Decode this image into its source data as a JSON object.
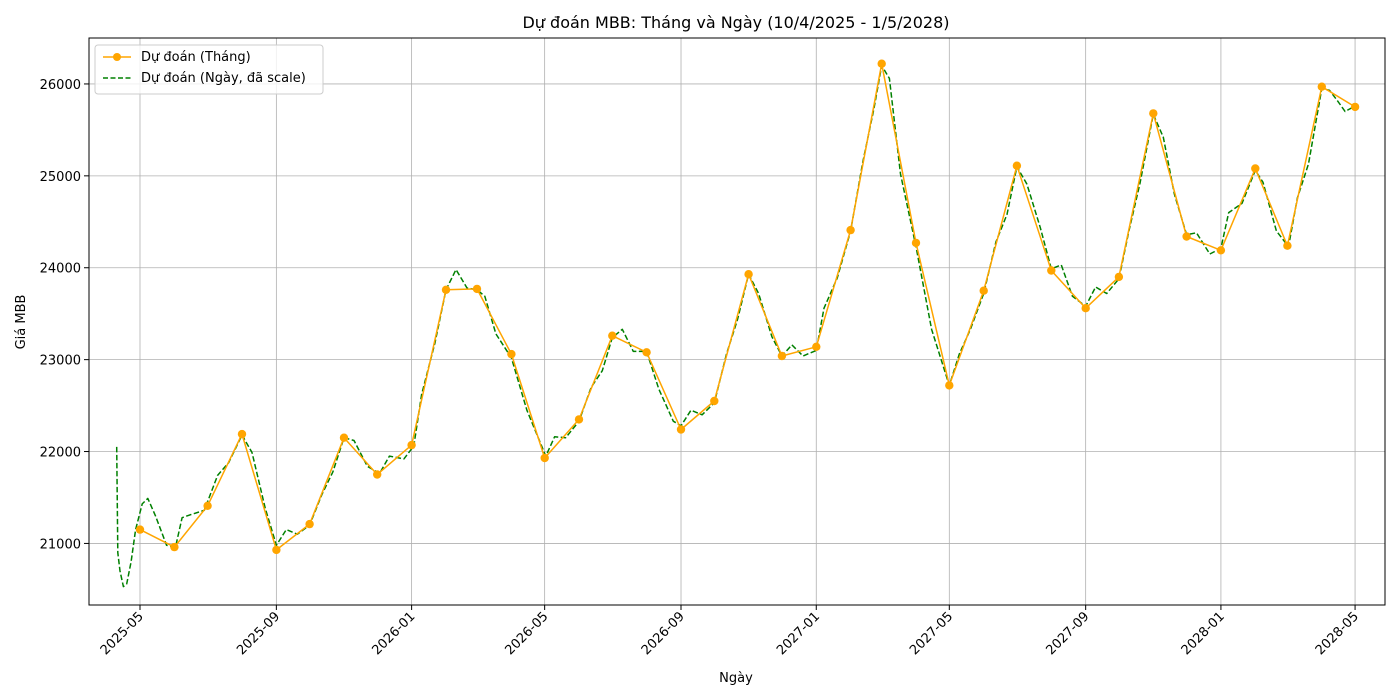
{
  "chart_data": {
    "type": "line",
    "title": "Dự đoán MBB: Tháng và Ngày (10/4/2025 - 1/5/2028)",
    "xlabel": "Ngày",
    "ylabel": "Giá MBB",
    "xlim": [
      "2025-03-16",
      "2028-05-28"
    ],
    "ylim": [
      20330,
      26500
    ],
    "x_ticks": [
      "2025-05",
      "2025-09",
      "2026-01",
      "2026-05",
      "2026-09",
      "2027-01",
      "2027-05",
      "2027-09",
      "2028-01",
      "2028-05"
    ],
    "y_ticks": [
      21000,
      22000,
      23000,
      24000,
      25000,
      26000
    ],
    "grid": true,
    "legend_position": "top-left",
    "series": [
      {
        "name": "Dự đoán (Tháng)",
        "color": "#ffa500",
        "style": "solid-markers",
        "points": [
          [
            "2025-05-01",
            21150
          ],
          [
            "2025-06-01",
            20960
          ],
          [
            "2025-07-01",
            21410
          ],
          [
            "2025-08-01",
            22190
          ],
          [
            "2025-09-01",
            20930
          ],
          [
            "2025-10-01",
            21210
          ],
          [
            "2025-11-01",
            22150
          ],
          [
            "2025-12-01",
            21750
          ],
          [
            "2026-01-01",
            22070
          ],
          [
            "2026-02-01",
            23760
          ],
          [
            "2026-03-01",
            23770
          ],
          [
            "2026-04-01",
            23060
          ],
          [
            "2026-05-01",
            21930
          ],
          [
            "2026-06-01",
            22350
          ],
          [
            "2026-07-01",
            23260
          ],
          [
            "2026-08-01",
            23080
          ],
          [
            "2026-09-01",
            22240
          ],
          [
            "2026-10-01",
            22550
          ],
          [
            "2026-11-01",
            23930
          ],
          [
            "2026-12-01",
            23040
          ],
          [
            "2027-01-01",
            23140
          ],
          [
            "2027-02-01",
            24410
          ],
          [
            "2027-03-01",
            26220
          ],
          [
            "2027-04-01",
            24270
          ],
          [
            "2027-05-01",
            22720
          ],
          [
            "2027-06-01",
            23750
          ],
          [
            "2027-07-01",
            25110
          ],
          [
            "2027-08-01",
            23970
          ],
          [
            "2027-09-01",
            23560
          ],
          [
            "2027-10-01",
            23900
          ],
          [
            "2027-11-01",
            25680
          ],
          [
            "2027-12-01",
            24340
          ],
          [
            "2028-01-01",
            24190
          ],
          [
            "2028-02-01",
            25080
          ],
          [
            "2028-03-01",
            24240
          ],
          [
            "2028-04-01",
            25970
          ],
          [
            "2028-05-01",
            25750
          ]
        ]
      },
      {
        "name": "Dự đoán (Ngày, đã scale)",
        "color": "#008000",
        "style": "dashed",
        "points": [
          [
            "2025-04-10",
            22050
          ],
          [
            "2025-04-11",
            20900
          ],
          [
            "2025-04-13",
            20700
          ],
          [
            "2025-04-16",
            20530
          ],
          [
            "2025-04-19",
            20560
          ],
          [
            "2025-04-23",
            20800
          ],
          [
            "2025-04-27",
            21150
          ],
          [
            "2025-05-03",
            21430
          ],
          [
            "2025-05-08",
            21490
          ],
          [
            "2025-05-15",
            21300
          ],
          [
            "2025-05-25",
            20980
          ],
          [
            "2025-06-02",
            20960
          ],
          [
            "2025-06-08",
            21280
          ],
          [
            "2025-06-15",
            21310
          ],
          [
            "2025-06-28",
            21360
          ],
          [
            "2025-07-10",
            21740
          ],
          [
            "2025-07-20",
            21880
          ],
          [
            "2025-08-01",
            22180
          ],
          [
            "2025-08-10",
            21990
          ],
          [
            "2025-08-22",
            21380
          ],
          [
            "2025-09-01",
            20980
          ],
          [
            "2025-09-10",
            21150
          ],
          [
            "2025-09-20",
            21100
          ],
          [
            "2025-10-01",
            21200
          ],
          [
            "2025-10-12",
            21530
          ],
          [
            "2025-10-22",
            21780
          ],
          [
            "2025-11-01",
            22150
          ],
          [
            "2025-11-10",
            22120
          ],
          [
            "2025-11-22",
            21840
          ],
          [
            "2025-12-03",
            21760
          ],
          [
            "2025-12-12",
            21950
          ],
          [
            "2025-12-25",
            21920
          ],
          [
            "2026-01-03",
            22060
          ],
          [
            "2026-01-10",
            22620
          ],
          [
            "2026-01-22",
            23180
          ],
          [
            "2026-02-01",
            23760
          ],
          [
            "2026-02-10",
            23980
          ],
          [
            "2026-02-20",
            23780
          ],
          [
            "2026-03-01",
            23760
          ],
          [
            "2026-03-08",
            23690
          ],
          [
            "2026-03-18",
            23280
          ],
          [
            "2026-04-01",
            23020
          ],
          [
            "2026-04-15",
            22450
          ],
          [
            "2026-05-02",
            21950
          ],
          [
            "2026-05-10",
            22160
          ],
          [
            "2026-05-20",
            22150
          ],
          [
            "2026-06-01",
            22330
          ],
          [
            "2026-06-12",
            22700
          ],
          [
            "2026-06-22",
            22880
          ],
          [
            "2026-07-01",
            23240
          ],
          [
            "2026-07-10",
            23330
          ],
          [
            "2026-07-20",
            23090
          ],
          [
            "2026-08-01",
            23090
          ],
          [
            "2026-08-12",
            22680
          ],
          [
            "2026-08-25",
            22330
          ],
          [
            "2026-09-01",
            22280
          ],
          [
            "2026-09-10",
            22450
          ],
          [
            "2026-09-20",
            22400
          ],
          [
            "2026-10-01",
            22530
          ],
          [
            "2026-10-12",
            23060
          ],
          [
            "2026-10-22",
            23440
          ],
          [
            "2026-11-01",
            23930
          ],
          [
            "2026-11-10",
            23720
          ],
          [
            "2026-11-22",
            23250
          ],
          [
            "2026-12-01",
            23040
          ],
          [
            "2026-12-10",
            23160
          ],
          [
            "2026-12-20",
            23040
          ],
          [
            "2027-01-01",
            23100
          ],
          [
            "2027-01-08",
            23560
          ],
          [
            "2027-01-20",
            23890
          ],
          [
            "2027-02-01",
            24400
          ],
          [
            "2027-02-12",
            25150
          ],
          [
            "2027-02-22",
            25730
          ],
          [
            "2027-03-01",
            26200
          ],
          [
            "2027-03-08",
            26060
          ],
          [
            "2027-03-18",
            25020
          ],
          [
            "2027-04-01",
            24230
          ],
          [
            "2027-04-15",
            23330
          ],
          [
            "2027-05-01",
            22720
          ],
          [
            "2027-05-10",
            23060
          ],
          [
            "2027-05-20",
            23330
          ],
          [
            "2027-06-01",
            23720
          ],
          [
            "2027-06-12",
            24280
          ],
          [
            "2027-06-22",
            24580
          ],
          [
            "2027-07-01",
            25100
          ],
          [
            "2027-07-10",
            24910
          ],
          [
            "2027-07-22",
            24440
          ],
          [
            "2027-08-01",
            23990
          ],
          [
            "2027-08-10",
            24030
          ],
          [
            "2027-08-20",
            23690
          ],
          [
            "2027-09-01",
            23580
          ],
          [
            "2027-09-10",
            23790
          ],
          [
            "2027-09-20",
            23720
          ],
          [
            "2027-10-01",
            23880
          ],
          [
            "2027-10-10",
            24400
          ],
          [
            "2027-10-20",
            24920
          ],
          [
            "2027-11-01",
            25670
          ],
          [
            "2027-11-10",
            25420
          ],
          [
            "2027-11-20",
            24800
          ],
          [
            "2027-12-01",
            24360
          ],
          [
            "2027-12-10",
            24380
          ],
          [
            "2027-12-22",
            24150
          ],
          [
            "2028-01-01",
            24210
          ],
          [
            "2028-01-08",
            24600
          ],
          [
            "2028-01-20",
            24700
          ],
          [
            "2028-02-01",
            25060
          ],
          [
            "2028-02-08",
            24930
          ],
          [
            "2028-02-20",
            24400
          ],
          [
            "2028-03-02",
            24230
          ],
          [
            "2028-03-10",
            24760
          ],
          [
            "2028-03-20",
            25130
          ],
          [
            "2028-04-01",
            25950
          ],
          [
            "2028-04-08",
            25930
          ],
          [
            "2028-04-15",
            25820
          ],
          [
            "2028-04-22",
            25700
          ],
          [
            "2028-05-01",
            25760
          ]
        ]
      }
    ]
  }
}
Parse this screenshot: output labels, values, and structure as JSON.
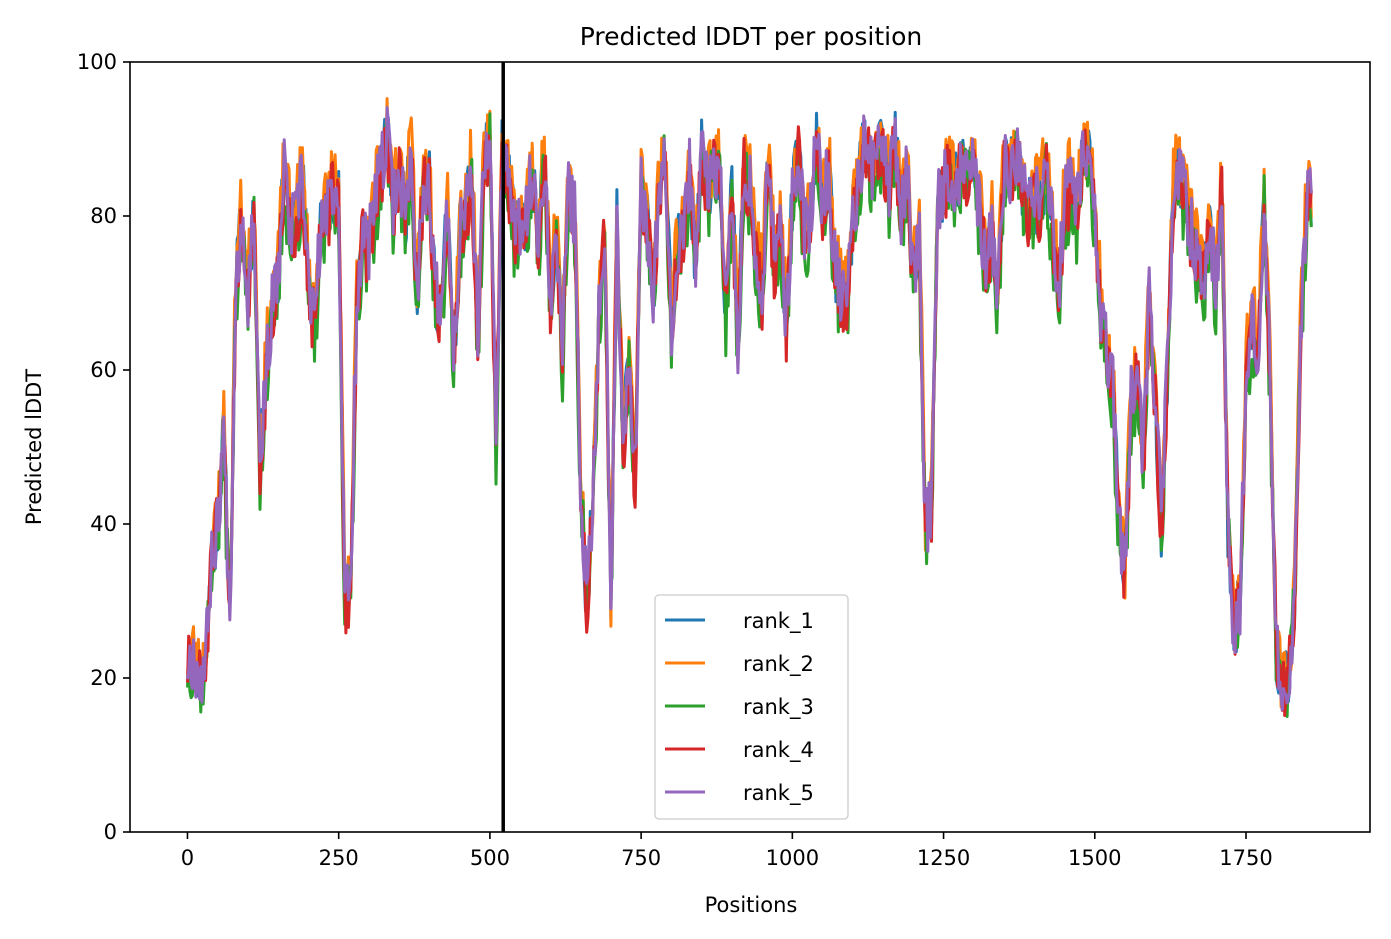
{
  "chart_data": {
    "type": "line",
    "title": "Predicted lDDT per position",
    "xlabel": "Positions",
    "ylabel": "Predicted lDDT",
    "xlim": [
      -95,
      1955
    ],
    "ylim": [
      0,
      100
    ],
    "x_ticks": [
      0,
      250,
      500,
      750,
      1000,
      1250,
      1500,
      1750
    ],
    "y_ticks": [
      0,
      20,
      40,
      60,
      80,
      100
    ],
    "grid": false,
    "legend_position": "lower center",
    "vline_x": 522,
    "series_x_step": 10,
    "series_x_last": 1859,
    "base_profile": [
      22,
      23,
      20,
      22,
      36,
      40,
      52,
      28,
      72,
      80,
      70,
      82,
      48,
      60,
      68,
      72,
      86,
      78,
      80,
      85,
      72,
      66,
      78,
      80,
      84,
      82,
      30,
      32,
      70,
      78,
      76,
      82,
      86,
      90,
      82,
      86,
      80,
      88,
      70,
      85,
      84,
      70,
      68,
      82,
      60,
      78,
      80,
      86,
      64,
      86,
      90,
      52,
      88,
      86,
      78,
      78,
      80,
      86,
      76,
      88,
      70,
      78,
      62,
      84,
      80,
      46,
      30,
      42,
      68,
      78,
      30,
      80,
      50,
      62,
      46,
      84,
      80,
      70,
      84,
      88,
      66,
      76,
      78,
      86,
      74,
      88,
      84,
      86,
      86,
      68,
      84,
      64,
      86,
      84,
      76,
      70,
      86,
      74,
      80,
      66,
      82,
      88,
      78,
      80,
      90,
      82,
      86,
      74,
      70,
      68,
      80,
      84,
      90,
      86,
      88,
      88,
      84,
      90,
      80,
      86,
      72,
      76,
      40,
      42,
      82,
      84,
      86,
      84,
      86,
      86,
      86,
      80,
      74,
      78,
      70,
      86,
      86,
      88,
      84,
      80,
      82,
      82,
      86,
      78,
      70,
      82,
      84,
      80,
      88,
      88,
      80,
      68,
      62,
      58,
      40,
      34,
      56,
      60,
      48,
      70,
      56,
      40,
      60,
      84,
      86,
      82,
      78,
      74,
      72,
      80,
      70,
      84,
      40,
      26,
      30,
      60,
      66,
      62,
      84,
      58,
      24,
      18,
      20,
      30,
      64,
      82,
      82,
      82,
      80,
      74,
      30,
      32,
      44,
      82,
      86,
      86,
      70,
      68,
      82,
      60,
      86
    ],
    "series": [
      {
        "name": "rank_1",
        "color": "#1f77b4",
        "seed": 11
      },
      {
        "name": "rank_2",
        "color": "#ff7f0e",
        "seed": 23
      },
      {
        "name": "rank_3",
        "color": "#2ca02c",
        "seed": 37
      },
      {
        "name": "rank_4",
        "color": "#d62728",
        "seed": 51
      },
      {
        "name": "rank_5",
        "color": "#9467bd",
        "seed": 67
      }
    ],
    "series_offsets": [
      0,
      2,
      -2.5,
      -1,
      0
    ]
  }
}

□ □ □ □ □

— Request —
Identify and copy the lines holding the word "lDDT".

— Exercise response —
    "title": "Predicted lDDT per position",
    "ylabel": "Predicted lDDT",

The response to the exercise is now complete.